Exercise description =>
Extract the records in full, leaving every picture out.

Listed records =>

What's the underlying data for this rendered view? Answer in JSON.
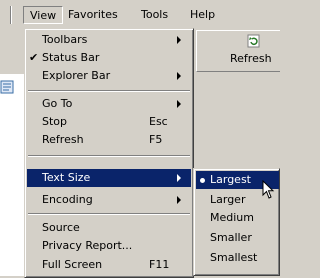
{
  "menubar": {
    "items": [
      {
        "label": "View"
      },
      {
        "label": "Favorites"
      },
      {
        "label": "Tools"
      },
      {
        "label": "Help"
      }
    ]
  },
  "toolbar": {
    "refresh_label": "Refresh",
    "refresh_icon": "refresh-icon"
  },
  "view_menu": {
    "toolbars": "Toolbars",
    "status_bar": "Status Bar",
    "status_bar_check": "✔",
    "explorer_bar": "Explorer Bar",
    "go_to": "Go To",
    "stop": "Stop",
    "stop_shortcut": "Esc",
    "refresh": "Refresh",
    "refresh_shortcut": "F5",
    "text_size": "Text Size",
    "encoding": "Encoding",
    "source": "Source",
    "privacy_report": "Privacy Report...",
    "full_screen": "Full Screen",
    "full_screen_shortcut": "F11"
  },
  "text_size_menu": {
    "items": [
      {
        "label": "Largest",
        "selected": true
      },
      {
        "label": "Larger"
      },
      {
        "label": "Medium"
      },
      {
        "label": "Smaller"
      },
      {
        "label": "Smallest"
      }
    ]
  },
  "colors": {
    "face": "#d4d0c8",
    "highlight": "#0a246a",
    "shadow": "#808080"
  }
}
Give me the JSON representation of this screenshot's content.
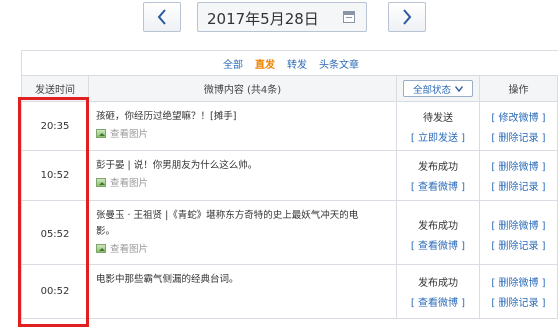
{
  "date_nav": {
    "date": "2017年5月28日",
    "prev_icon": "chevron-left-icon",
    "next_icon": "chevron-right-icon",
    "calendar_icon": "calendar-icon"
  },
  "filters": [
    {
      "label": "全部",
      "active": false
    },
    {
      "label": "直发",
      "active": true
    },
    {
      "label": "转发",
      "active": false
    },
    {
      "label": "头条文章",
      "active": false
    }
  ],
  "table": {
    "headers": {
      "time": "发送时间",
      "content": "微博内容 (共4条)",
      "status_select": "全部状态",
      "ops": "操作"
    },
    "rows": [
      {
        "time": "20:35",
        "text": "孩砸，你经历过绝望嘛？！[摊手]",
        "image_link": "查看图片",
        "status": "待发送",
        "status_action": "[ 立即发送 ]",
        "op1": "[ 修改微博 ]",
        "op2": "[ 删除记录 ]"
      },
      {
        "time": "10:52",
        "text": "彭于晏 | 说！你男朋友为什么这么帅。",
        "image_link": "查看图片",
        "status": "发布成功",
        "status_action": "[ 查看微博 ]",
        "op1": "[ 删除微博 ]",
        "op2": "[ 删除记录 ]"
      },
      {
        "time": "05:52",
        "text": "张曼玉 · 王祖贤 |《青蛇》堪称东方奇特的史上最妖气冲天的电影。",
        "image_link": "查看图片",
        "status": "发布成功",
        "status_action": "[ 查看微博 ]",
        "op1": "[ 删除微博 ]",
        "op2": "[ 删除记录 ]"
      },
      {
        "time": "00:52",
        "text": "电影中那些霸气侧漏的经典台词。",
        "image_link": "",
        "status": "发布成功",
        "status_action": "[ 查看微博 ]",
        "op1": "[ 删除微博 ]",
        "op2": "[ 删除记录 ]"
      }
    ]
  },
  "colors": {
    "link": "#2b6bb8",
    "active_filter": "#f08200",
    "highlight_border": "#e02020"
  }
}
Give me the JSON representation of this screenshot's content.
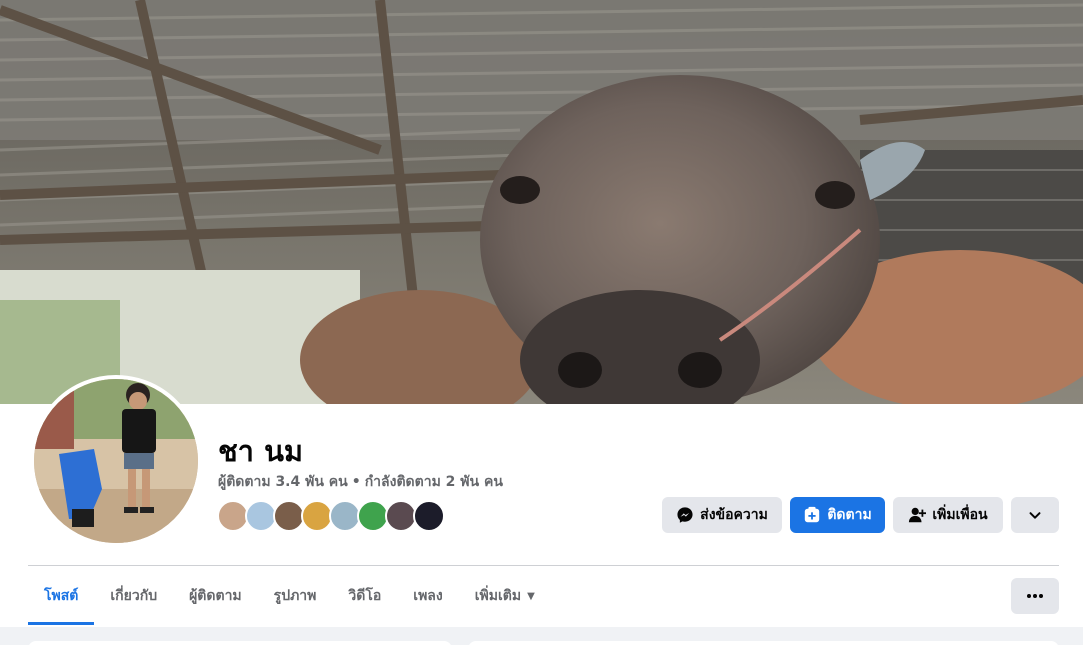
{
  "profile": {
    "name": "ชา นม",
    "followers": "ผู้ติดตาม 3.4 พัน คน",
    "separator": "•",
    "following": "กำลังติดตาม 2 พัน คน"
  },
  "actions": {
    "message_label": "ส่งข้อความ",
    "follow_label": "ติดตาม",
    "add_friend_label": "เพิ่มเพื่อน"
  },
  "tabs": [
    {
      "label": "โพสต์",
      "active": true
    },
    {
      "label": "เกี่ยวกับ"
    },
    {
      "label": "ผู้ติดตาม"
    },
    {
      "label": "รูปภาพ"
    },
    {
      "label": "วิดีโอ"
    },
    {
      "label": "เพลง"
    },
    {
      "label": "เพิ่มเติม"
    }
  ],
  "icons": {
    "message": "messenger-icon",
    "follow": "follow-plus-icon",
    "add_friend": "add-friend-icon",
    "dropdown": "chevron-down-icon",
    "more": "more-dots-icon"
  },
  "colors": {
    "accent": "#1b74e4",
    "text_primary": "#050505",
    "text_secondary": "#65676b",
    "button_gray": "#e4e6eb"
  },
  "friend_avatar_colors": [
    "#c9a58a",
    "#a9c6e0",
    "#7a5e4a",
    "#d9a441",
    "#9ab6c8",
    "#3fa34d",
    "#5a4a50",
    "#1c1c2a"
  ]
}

Expected answer =>
What's the underlying data for this rendered view? Answer in JSON.
{
  "menubar": {
    "items": [
      {
        "label": "View"
      },
      {
        "label": "Favorites"
      },
      {
        "label": "Tools"
      },
      {
        "label": "Help"
      }
    ]
  },
  "toolbar": {
    "refresh_label": "Refresh",
    "refresh_icon": "refresh-icon"
  },
  "view_menu": {
    "toolbars": "Toolbars",
    "status_bar": "Status Bar",
    "status_bar_check": "✔",
    "explorer_bar": "Explorer Bar",
    "go_to": "Go To",
    "stop": "Stop",
    "stop_shortcut": "Esc",
    "refresh": "Refresh",
    "refresh_shortcut": "F5",
    "text_size": "Text Size",
    "encoding": "Encoding",
    "source": "Source",
    "privacy_report": "Privacy Report...",
    "full_screen": "Full Screen",
    "full_screen_shortcut": "F11"
  },
  "text_size_menu": {
    "items": [
      {
        "label": "Largest",
        "selected": true
      },
      {
        "label": "Larger"
      },
      {
        "label": "Medium"
      },
      {
        "label": "Smaller"
      },
      {
        "label": "Smallest"
      }
    ]
  },
  "colors": {
    "face": "#d4d0c8",
    "highlight": "#0a246a",
    "shadow": "#808080"
  }
}
Give me the JSON representation of this screenshot's content.
{
  "date_nav": {
    "date": "2017年5月28日",
    "prev_icon": "chevron-left-icon",
    "next_icon": "chevron-right-icon",
    "calendar_icon": "calendar-icon"
  },
  "filters": [
    {
      "label": "全部",
      "active": false
    },
    {
      "label": "直发",
      "active": true
    },
    {
      "label": "转发",
      "active": false
    },
    {
      "label": "头条文章",
      "active": false
    }
  ],
  "table": {
    "headers": {
      "time": "发送时间",
      "content": "微博内容 (共4条)",
      "status_select": "全部状态",
      "ops": "操作"
    },
    "rows": [
      {
        "time": "20:35",
        "text": "孩砸，你经历过绝望嘛？！[摊手]",
        "image_link": "查看图片",
        "status": "待发送",
        "status_action": "[ 立即发送 ]",
        "op1": "[ 修改微博 ]",
        "op2": "[ 删除记录 ]"
      },
      {
        "time": "10:52",
        "text": "彭于晏 | 说！你男朋友为什么这么帅。",
        "image_link": "查看图片",
        "status": "发布成功",
        "status_action": "[ 查看微博 ]",
        "op1": "[ 删除微博 ]",
        "op2": "[ 删除记录 ]"
      },
      {
        "time": "05:52",
        "text": "张曼玉 · 王祖贤 |《青蛇》堪称东方奇特的史上最妖气冲天的电影。",
        "image_link": "查看图片",
        "status": "发布成功",
        "status_action": "[ 查看微博 ]",
        "op1": "[ 删除微博 ]",
        "op2": "[ 删除记录 ]"
      },
      {
        "time": "00:52",
        "text": "电影中那些霸气侧漏的经典台词。",
        "image_link": "",
        "status": "发布成功",
        "status_action": "[ 查看微博 ]",
        "op1": "[ 删除微博 ]",
        "op2": "[ 删除记录 ]"
      }
    ]
  },
  "colors": {
    "link": "#2b6bb8",
    "active_filter": "#f08200",
    "highlight_border": "#e02020"
  }
}
Give me the JSON representation of this screenshot's content.
{
  "profile": {
    "name": "ชา นม",
    "followers": "ผู้ติดตาม 3.4 พัน คน",
    "separator": "•",
    "following": "กำลังติดตาม 2 พัน คน"
  },
  "actions": {
    "message_label": "ส่งข้อความ",
    "follow_label": "ติดตาม",
    "add_friend_label": "เพิ่มเพื่อน"
  },
  "tabs": [
    {
      "label": "โพสต์",
      "active": true
    },
    {
      "label": "เกี่ยวกับ"
    },
    {
      "label": "ผู้ติดตาม"
    },
    {
      "label": "รูปภาพ"
    },
    {
      "label": "วิดีโอ"
    },
    {
      "label": "เพลง"
    },
    {
      "label": "เพิ่มเติม"
    }
  ],
  "icons": {
    "message": "messenger-icon",
    "follow": "follow-plus-icon",
    "add_friend": "add-friend-icon",
    "dropdown": "chevron-down-icon",
    "more": "more-dots-icon"
  },
  "colors": {
    "accent": "#1b74e4",
    "text_primary": "#050505",
    "text_secondary": "#65676b",
    "button_gray": "#e4e6eb"
  },
  "friend_avatar_colors": [
    "#c9a58a",
    "#a9c6e0",
    "#7a5e4a",
    "#d9a441",
    "#9ab6c8",
    "#3fa34d",
    "#5a4a50",
    "#1c1c2a"
  ]
}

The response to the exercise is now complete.